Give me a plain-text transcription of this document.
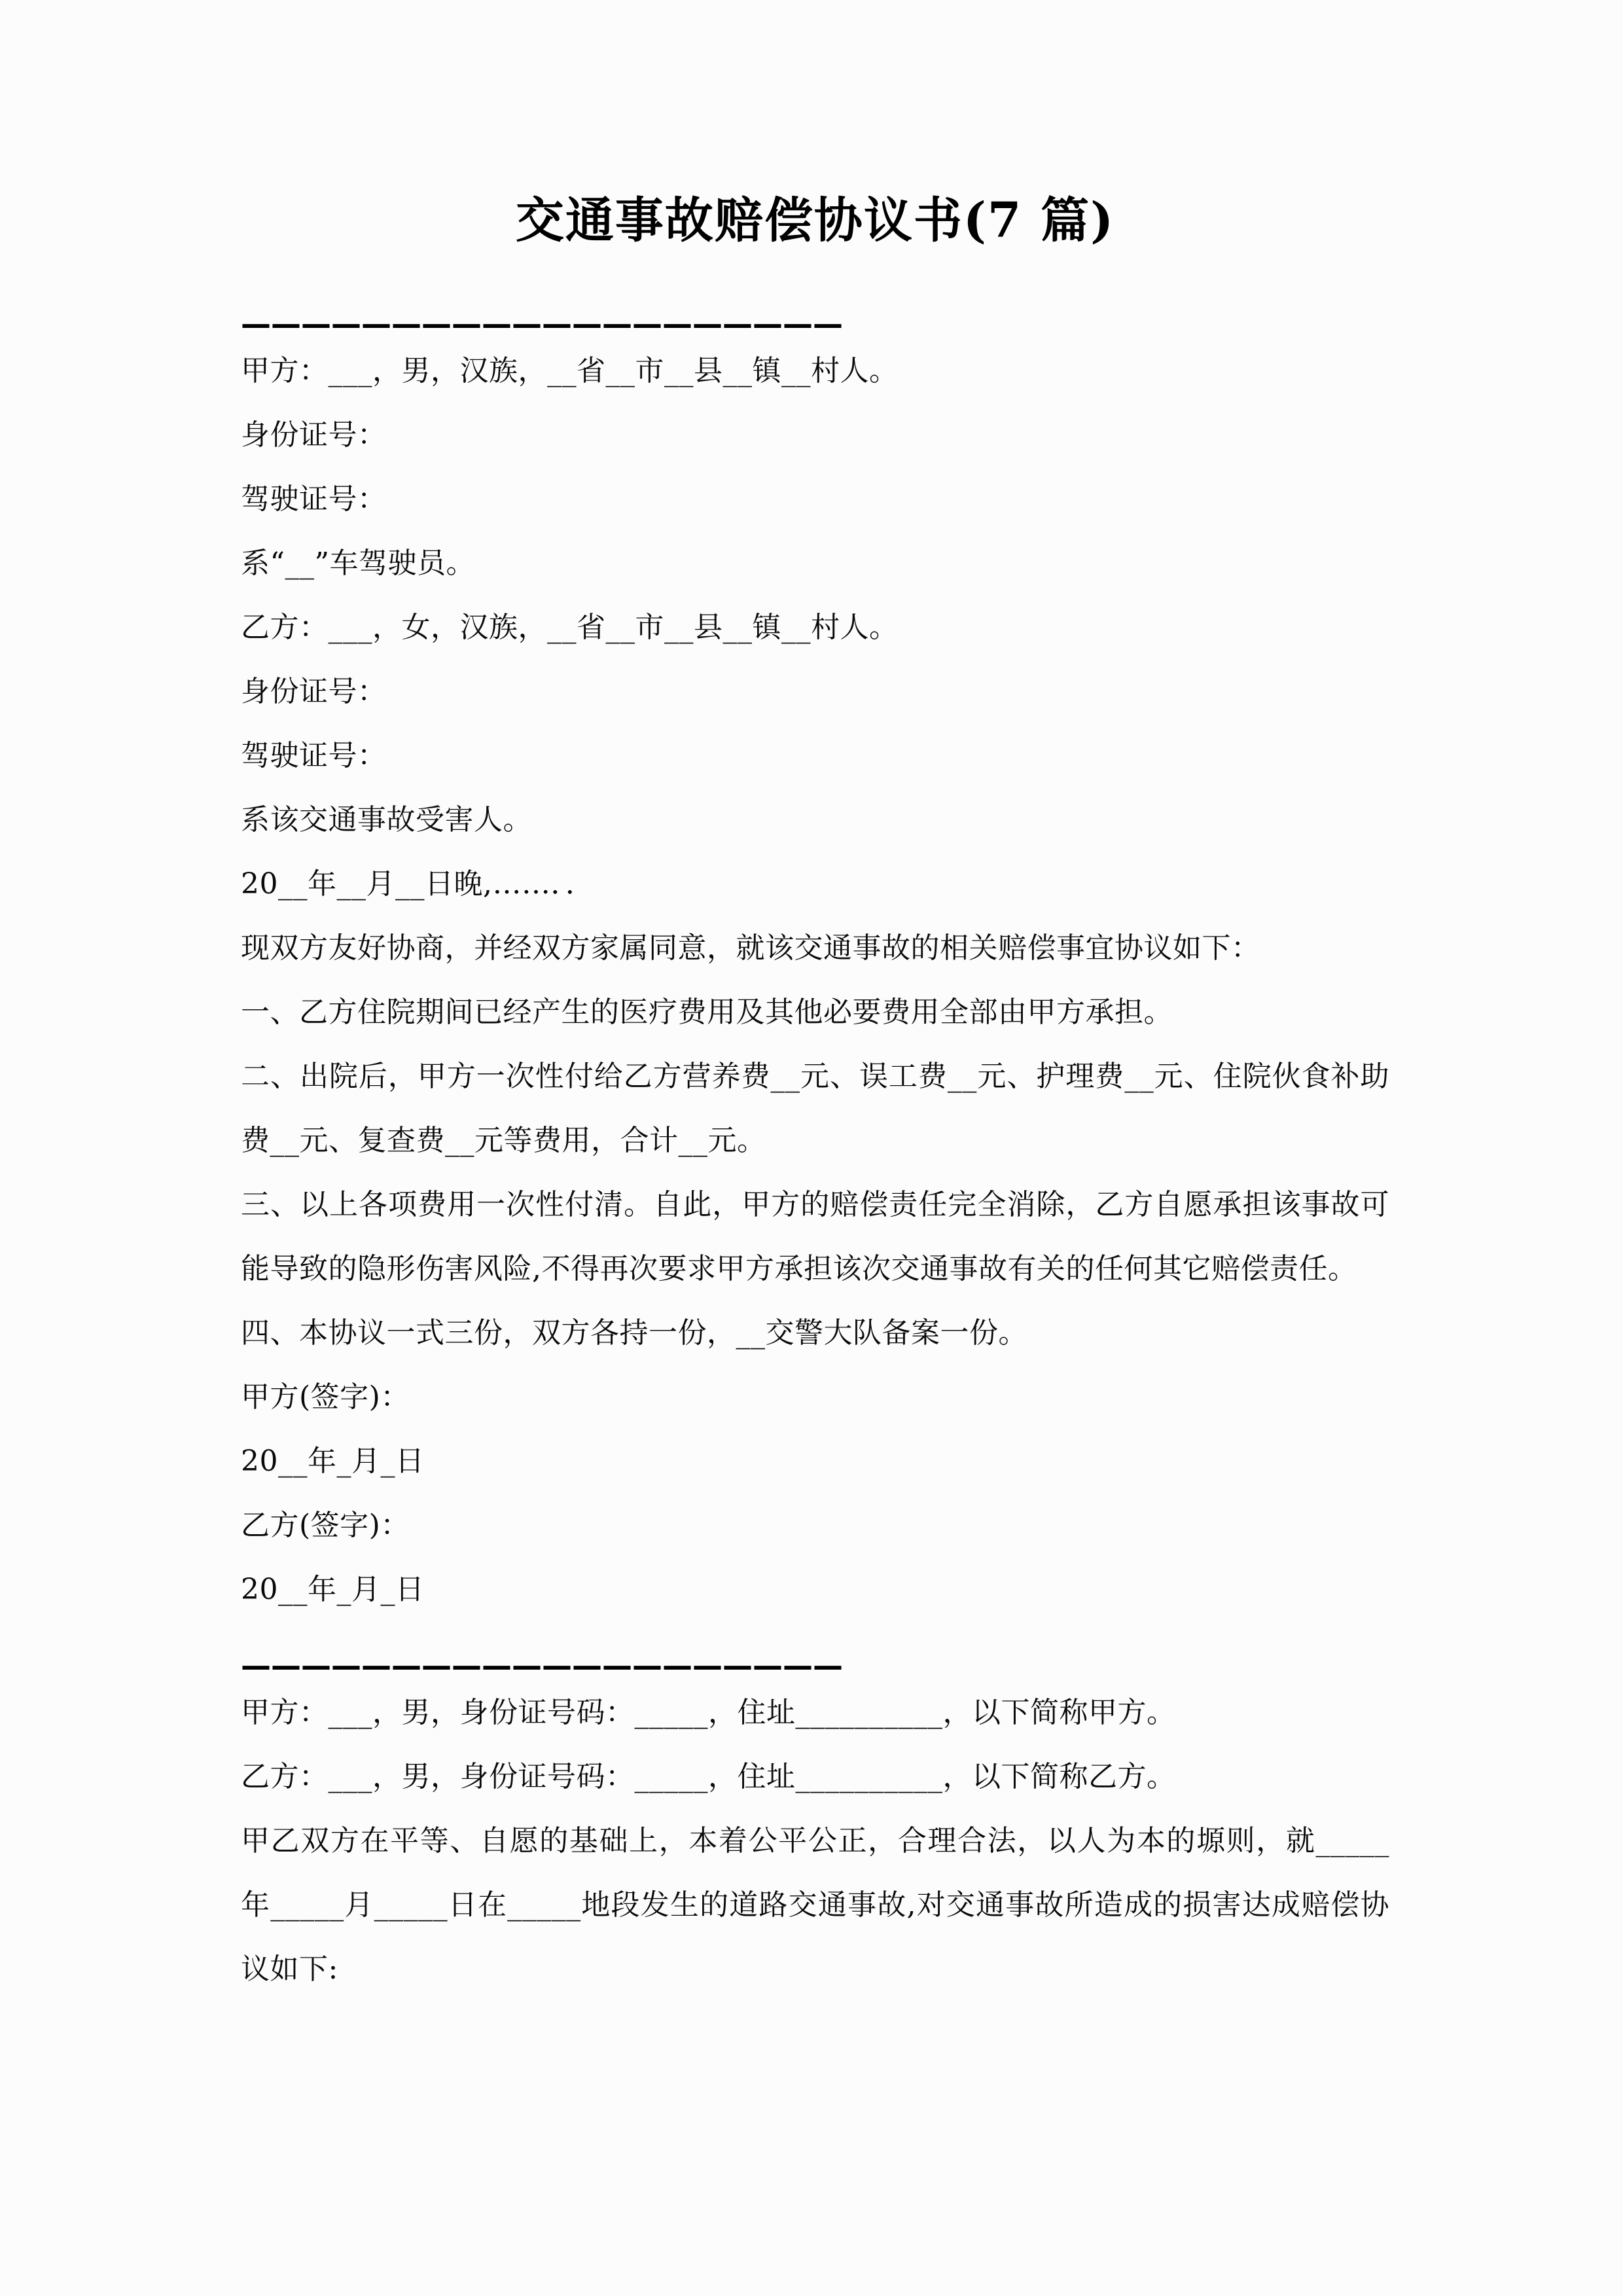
交通事故赔偿协议书(7 篇)
————————————————————

甲方：___，男，汉族，__省__市__县__镇__村人。

身份证号：

驾驶证号：

系“__”车驾驶员。

乙方：___，女，汉族，__省__市__县__镇__村人。

身份证号：

驾驶证号：

系该交通事故受害人。

20__年__月__日晚,……．．

现双方友好协商，并经双方家属同意，就该交通事故的相关赔偿事宜协议如下：

一、乙方住院期间已经产生的医疗费用及其他必要费用全部由甲方承担。

二、出院后，甲方一次性付给乙方营养费__元、误工费__元、护理费__元、住院伙食补助费__元、复查费__元等费用，合计__元。

三、以上各项费用一次性付清。自此，甲方的赔偿责任完全消除，乙方自愿承担该事故可能导致的隐形伤害风险,不得再次要求甲方承担该次交通事故有关的任何其它赔偿责任。

四、本协议一式三份，双方各持一份，__交警大队备案一份。

甲方(签字)：

20__年_月_日

乙方(签字)：

20__年_月_日

————————————————————

甲方：___，男，身份证号码：_____，住址__________，以下简称甲方。

乙方：___，男，身份证号码：_____，住址__________，以下简称乙方。

甲乙双方在平等、自愿的基础上，本着公平公正，合理合法，以人为本的塬则，就_____年_____月_____日在_____地段发生的道路交通事故,对交通事故所造成的损害达成赔偿协议如下:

● WORK REQUIRED
Each record above should be copied character for character, with pictures dropped.

● WRITTEN ANSWER
Give me a plain-text transcription of this document.
交通事故赔偿协议书(7 篇)
————————————————————

甲方：___，男，汉族，__省__市__县__镇__村人。

身份证号：

驾驶证号：

系“__”车驾驶员。

乙方：___，女，汉族，__省__市__县__镇__村人。

身份证号：

驾驶证号：

系该交通事故受害人。

20__年__月__日晚,……．．

现双方友好协商，并经双方家属同意，就该交通事故的相关赔偿事宜协议如下：

一、乙方住院期间已经产生的医疗费用及其他必要费用全部由甲方承担。

二、出院后，甲方一次性付给乙方营养费__元、误工费__元、护理费__元、住院伙食补助费__元、复查费__元等费用，合计__元。

三、以上各项费用一次性付清。自此，甲方的赔偿责任完全消除，乙方自愿承担该事故可能导致的隐形伤害风险,不得再次要求甲方承担该次交通事故有关的任何其它赔偿责任。

四、本协议一式三份，双方各持一份，__交警大队备案一份。

甲方(签字)：

20__年_月_日

乙方(签字)：

20__年_月_日

————————————————————

甲方：___，男，身份证号码：_____，住址__________，以下简称甲方。

乙方：___，男，身份证号码：_____，住址__________，以下简称乙方。

甲乙双方在平等、自愿的基础上，本着公平公正，合理合法，以人为本的塬则，就_____年_____月_____日在_____地段发生的道路交通事故,对交通事故所造成的损害达成赔偿协议如下:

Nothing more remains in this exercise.